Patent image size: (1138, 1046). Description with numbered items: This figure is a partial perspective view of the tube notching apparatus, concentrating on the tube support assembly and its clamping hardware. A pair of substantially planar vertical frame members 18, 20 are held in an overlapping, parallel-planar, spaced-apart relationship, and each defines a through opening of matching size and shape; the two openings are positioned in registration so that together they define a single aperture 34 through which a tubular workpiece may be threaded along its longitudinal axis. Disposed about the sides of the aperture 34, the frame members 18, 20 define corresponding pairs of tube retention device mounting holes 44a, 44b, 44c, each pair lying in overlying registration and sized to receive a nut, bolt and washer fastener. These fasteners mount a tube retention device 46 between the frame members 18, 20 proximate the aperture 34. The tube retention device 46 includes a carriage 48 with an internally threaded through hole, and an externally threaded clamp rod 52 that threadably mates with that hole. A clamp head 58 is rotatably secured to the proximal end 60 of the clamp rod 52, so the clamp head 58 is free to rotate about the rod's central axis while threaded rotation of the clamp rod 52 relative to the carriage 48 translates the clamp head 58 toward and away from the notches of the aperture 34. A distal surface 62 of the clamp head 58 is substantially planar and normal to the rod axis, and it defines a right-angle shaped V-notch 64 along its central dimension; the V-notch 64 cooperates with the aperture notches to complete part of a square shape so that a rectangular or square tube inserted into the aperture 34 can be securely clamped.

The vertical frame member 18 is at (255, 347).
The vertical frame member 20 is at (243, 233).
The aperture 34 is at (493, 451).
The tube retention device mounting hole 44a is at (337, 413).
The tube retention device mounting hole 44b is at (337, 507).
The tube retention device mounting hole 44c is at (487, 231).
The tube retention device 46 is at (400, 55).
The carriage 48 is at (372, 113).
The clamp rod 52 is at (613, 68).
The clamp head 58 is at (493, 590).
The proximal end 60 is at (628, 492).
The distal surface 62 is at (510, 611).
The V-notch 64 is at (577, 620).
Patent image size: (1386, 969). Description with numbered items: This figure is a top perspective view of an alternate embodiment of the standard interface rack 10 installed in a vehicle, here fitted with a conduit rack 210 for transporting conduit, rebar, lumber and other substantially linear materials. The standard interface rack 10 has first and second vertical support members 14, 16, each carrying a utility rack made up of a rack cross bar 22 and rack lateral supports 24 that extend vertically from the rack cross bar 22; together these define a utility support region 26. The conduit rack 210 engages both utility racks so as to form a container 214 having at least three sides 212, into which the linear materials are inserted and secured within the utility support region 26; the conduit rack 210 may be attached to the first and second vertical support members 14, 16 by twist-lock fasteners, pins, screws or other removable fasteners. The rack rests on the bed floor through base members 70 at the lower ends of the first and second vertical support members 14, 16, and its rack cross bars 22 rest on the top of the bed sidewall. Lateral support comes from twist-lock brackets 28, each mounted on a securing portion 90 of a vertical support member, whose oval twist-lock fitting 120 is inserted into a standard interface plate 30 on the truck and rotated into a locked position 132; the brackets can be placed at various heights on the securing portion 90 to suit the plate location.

:::

## To be done
Please copy every one of the items above word for word, leaving each line unchanged.

## Exercise answer
Patent image size: (1138, 1046). Description with numbered items: This figure is a partial perspective view of the tube notching apparatus, concentrating on the tube support assembly and its clamping hardware. A pair of substantially planar vertical frame members 18, 20 are held in an overlapping, parallel-planar, spaced-apart relationship, and each defines a through opening of matching size and shape; the two openings are positioned in registration so that together they define a single aperture 34 through which a tubular workpiece may be threaded along its longitudinal axis. Disposed about the sides of the aperture 34, the frame members 18, 20 define corresponding pairs of tube retention device mounting holes 44a, 44b, 44c, each pair lying in overlying registration and sized to receive a nut, bolt and washer fastener. These fasteners mount a tube retention device 46 between the frame members 18, 20 proximate the aperture 34. The tube retention device 46 includes a carriage 48 with an internally threaded through hole, and an externally threaded clamp rod 52 that threadably mates with that hole. A clamp head 58 is rotatably secured to the proximal end 60 of the clamp rod 52, so the clamp head 58 is free to rotate about the rod's central axis while threaded rotation of the clamp rod 52 relative to the carriage 48 translates the clamp head 58 toward and away from the notches of the aperture 34. A distal surface 62 of the clamp head 58 is substantially planar and normal to the rod axis, and it defines a right-angle shaped V-notch 64 along its central dimension; the V-notch 64 cooperates with the aperture notches to complete part of a square shape so that a rectangular or square tube inserted into the aperture 34 can be securely clamped.

The vertical frame member 18 is at (255, 347).
The vertical frame member 20 is at (243, 233).
The aperture 34 is at (493, 451).
The tube retention device mounting hole 44a is at (337, 413).
The tube retention device mounting hole 44b is at (337, 507).
The tube retention device mounting hole 44c is at (487, 231).
The tube retention device 46 is at (400, 55).
The carriage 48 is at (372, 113).
The clamp rod 52 is at (613, 68).
The clamp head 58 is at (493, 590).
The proximal end 60 is at (628, 492).
The distal surface 62 is at (510, 611).
The V-notch 64 is at (577, 620).
Patent image size: (1386, 969). Description with numbered items: This figure is a top perspective view of an alternate embodiment of the standard interface rack 10 installed in a vehicle, here fitted with a conduit rack 210 for transporting conduit, rebar, lumber and other substantially linear materials. The standard interface rack 10 has first and second vertical support members 14, 16, each carrying a utility rack made up of a rack cross bar 22 and rack lateral supports 24 that extend vertically from the rack cross bar 22; together these define a utility support region 26. The conduit rack 210 engages both utility racks so as to form a container 214 having at least three sides 212, into which the linear materials are inserted and secured within the utility support region 26; the conduit rack 210 may be attached to the first and second vertical support members 14, 16 by twist-lock fasteners, pins, screws or other removable fasteners. The rack rests on the bed floor through base members 70 at the lower ends of the first and second vertical support members 14, 16, and its rack cross bars 22 rest on the top of the bed sidewall. Lateral support comes from twist-lock brackets 28, each mounted on a securing portion 90 of a vertical support member, whose oval twist-lock fitting 120 is inserted into a standard interface plate 30 on the truck and rotated into a locked position 132; the brackets can be placed at various heights on the securing portion 90 to suit the plate location.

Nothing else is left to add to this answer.